### Records provided
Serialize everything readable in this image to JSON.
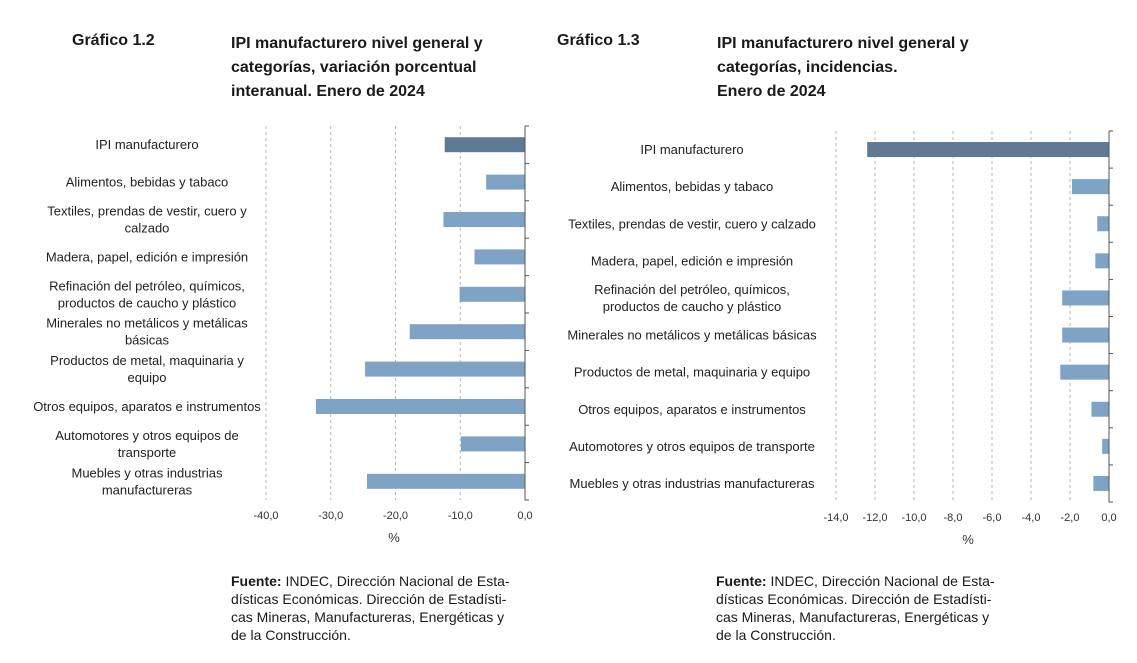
{
  "charts": [
    {
      "figure_number": "Gráfico 1.2",
      "title_lines": [
        "IPI manufacturero nivel general y",
        "categorías, variación porcentual",
        "interanual. Enero de 2024"
      ],
      "source_label": "Fuente:",
      "source_lines": [
        " INDEC, Dirección Nacional de Esta-",
        "dísticas Económicas. Dirección de Estadísti-",
        "cas Mineras, Manufactureras, Energéticas y",
        "de la Construcción."
      ]
    },
    {
      "figure_number": "Gráfico 1.3",
      "title_lines": [
        "IPI manufacturero nivel general y",
        "categorías, incidencias.",
        "Enero de 2024"
      ],
      "source_label": "Fuente:",
      "source_lines": [
        " INDEC, Dirección Nacional de Esta-",
        "dísticas Económicas. Dirección de Estadísti-",
        "cas Mineras, Manufactureras, Energéticas y",
        "de la Construcción."
      ]
    }
  ],
  "colors": {
    "highlight_bar": "#5f7a94",
    "bar": "#7ea3c5",
    "grid": "#b5b5b5",
    "axis": "#555555"
  },
  "chart_data": [
    {
      "type": "bar",
      "orientation": "horizontal",
      "categories": [
        [
          "IPI manufacturero"
        ],
        [
          "Alimentos, bebidas y tabaco"
        ],
        [
          "Textiles, prendas de vestir, cuero y",
          "calzado"
        ],
        [
          "Madera, papel, edición e impresión"
        ],
        [
          "Refinación del petróleo, químicos,",
          "productos de caucho y plástico"
        ],
        [
          "Minerales no metálicos y metálicas",
          "básicas"
        ],
        [
          "Productos de metal, maquinaria y",
          "equipo"
        ],
        [
          "Otros equipos, aparatos e instrumentos"
        ],
        [
          "Automotores y otros equipos de",
          "transporte"
        ],
        [
          "Muebles y otras industrias",
          "manufactureras"
        ]
      ],
      "values": [
        -12.4,
        -6.0,
        -12.6,
        -7.8,
        -10.1,
        -17.8,
        -24.7,
        -32.3,
        -9.9,
        -24.4
      ],
      "xlabel": "%",
      "xlim": [
        -40,
        0
      ],
      "xticks": [
        "-40,0",
        "-30,0",
        "-20,0",
        "-10,0",
        "0,0"
      ],
      "grid": "vertical dashed",
      "highlight_first": true
    },
    {
      "type": "bar",
      "orientation": "horizontal",
      "categories": [
        [
          "IPI manufacturero"
        ],
        [
          "Alimentos, bebidas y tabaco"
        ],
        [
          "Textiles, prendas de vestir, cuero y calzado"
        ],
        [
          "Madera, papel, edición e impresión"
        ],
        [
          "Refinación del petróleo, químicos,",
          "productos de caucho y plástico"
        ],
        [
          "Minerales no metálicos y metálicas básicas"
        ],
        [
          "Productos de metal, maquinaria y equipo"
        ],
        [
          "Otros equipos, aparatos e instrumentos"
        ],
        [
          "Automotores y otros equipos de transporte"
        ],
        [
          "Muebles y otras industrias manufactureras"
        ]
      ],
      "values": [
        -12.4,
        -1.9,
        -0.6,
        -0.7,
        -2.4,
        -2.4,
        -2.5,
        -0.9,
        -0.35,
        -0.8
      ],
      "xlabel": "%",
      "xlim": [
        -14,
        0
      ],
      "xticks": [
        "-14,0",
        "-12,0",
        "-10,0",
        "-8,0",
        "-6,0",
        "-4,0",
        "-2,0",
        "0,0"
      ],
      "grid": "vertical dashed",
      "highlight_first": true
    }
  ]
}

### Exercise
Identify all lines in the records above with the word "Automotores".

### Finished answer
          "Automotores y otros equipos de",
          "Automotores y otros equipos de transporte"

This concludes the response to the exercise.